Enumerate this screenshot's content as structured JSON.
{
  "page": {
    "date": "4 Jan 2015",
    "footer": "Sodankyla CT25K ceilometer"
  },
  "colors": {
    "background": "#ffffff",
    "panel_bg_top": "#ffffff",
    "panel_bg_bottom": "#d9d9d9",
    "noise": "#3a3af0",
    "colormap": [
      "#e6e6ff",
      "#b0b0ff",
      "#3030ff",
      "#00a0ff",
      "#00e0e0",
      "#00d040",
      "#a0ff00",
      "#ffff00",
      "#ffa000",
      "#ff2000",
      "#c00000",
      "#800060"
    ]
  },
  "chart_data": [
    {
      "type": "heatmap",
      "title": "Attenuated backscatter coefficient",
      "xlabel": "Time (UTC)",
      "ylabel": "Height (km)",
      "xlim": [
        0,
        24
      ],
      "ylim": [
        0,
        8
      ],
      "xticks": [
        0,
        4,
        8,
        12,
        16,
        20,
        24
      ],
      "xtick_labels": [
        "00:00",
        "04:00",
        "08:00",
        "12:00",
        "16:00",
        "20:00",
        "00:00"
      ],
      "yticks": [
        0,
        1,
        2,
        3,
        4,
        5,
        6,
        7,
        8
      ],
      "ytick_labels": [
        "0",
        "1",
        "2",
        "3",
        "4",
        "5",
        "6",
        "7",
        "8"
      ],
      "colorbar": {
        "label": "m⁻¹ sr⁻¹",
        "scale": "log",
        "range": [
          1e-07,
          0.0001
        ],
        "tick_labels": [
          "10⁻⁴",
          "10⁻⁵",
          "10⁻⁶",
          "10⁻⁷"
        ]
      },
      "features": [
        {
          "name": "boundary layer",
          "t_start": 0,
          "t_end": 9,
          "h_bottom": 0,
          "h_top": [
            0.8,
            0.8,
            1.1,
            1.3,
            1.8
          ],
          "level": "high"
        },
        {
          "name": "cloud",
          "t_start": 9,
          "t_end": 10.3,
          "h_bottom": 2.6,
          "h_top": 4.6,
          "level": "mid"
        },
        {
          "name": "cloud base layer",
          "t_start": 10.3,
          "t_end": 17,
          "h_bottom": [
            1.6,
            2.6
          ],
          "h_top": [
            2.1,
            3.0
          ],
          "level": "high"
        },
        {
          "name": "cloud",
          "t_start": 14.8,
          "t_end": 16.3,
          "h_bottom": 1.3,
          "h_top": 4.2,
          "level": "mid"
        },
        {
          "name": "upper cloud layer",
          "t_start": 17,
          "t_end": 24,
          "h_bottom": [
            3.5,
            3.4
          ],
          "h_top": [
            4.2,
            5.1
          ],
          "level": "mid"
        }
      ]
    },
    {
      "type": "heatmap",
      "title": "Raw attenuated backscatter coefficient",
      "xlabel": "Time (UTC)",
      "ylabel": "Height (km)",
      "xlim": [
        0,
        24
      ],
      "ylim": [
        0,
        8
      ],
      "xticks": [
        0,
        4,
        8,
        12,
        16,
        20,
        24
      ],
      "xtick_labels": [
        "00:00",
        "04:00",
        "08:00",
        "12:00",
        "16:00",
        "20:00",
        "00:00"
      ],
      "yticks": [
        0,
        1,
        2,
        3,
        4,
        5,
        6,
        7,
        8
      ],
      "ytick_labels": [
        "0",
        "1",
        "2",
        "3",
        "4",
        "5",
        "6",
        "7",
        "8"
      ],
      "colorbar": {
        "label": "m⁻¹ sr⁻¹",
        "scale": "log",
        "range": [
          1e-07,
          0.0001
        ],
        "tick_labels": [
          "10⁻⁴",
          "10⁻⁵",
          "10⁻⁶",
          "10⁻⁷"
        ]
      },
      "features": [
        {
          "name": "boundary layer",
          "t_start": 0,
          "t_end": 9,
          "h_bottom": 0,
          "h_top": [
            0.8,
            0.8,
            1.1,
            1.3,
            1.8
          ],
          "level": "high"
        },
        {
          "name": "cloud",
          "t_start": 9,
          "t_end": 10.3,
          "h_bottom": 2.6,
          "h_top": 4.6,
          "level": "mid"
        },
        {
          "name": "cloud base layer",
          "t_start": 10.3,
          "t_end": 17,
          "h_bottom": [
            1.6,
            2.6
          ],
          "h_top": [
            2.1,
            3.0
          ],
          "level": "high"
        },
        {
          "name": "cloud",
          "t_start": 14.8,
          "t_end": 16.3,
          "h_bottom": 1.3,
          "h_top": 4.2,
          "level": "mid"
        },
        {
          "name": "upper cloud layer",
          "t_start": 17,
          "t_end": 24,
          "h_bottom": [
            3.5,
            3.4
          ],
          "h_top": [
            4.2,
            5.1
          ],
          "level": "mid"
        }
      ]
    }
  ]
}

**Work to do:** Pull out each record as written and restate it exactly.

**Problem solution:**
Enumerate this screenshot's content as structured JSON.
{
  "page": {
    "date": "4 Jan 2015",
    "footer": "Sodankyla CT25K ceilometer"
  },
  "colors": {
    "background": "#ffffff",
    "panel_bg_top": "#ffffff",
    "panel_bg_bottom": "#d9d9d9",
    "noise": "#3a3af0",
    "colormap": [
      "#e6e6ff",
      "#b0b0ff",
      "#3030ff",
      "#00a0ff",
      "#00e0e0",
      "#00d040",
      "#a0ff00",
      "#ffff00",
      "#ffa000",
      "#ff2000",
      "#c00000",
      "#800060"
    ]
  },
  "chart_data": [
    {
      "type": "heatmap",
      "title": "Attenuated backscatter coefficient",
      "xlabel": "Time (UTC)",
      "ylabel": "Height (km)",
      "xlim": [
        0,
        24
      ],
      "ylim": [
        0,
        8
      ],
      "xticks": [
        0,
        4,
        8,
        12,
        16,
        20,
        24
      ],
      "xtick_labels": [
        "00:00",
        "04:00",
        "08:00",
        "12:00",
        "16:00",
        "20:00",
        "00:00"
      ],
      "yticks": [
        0,
        1,
        2,
        3,
        4,
        5,
        6,
        7,
        8
      ],
      "ytick_labels": [
        "0",
        "1",
        "2",
        "3",
        "4",
        "5",
        "6",
        "7",
        "8"
      ],
      "colorbar": {
        "label": "m⁻¹ sr⁻¹",
        "scale": "log",
        "range": [
          1e-07,
          0.0001
        ],
        "tick_labels": [
          "10⁻⁴",
          "10⁻⁵",
          "10⁻⁶",
          "10⁻⁷"
        ]
      },
      "features": [
        {
          "name": "boundary layer",
          "t_start": 0,
          "t_end": 9,
          "h_bottom": 0,
          "h_top": [
            0.8,
            0.8,
            1.1,
            1.3,
            1.8
          ],
          "level": "high"
        },
        {
          "name": "cloud",
          "t_start": 9,
          "t_end": 10.3,
          "h_bottom": 2.6,
          "h_top": 4.6,
          "level": "mid"
        },
        {
          "name": "cloud base layer",
          "t_start": 10.3,
          "t_end": 17,
          "h_bottom": [
            1.6,
            2.6
          ],
          "h_top": [
            2.1,
            3.0
          ],
          "level": "high"
        },
        {
          "name": "cloud",
          "t_start": 14.8,
          "t_end": 16.3,
          "h_bottom": 1.3,
          "h_top": 4.2,
          "level": "mid"
        },
        {
          "name": "upper cloud layer",
          "t_start": 17,
          "t_end": 24,
          "h_bottom": [
            3.5,
            3.4
          ],
          "h_top": [
            4.2,
            5.1
          ],
          "level": "mid"
        }
      ]
    },
    {
      "type": "heatmap",
      "title": "Raw attenuated backscatter coefficient",
      "xlabel": "Time (UTC)",
      "ylabel": "Height (km)",
      "xlim": [
        0,
        24
      ],
      "ylim": [
        0,
        8
      ],
      "xticks": [
        0,
        4,
        8,
        12,
        16,
        20,
        24
      ],
      "xtick_labels": [
        "00:00",
        "04:00",
        "08:00",
        "12:00",
        "16:00",
        "20:00",
        "00:00"
      ],
      "yticks": [
        0,
        1,
        2,
        3,
        4,
        5,
        6,
        7,
        8
      ],
      "ytick_labels": [
        "0",
        "1",
        "2",
        "3",
        "4",
        "5",
        "6",
        "7",
        "8"
      ],
      "colorbar": {
        "label": "m⁻¹ sr⁻¹",
        "scale": "log",
        "range": [
          1e-07,
          0.0001
        ],
        "tick_labels": [
          "10⁻⁴",
          "10⁻⁵",
          "10⁻⁶",
          "10⁻⁷"
        ]
      },
      "features": [
        {
          "name": "boundary layer",
          "t_start": 0,
          "t_end": 9,
          "h_bottom": 0,
          "h_top": [
            0.8,
            0.8,
            1.1,
            1.3,
            1.8
          ],
          "level": "high"
        },
        {
          "name": "cloud",
          "t_start": 9,
          "t_end": 10.3,
          "h_bottom": 2.6,
          "h_top": 4.6,
          "level": "mid"
        },
        {
          "name": "cloud base layer",
          "t_start": 10.3,
          "t_end": 17,
          "h_bottom": [
            1.6,
            2.6
          ],
          "h_top": [
            2.1,
            3.0
          ],
          "level": "high"
        },
        {
          "name": "cloud",
          "t_start": 14.8,
          "t_end": 16.3,
          "h_bottom": 1.3,
          "h_top": 4.2,
          "level": "mid"
        },
        {
          "name": "upper cloud layer",
          "t_start": 17,
          "t_end": 24,
          "h_bottom": [
            3.5,
            3.4
          ],
          "h_top": [
            4.2,
            5.1
          ],
          "level": "mid"
        }
      ]
    }
  ]
}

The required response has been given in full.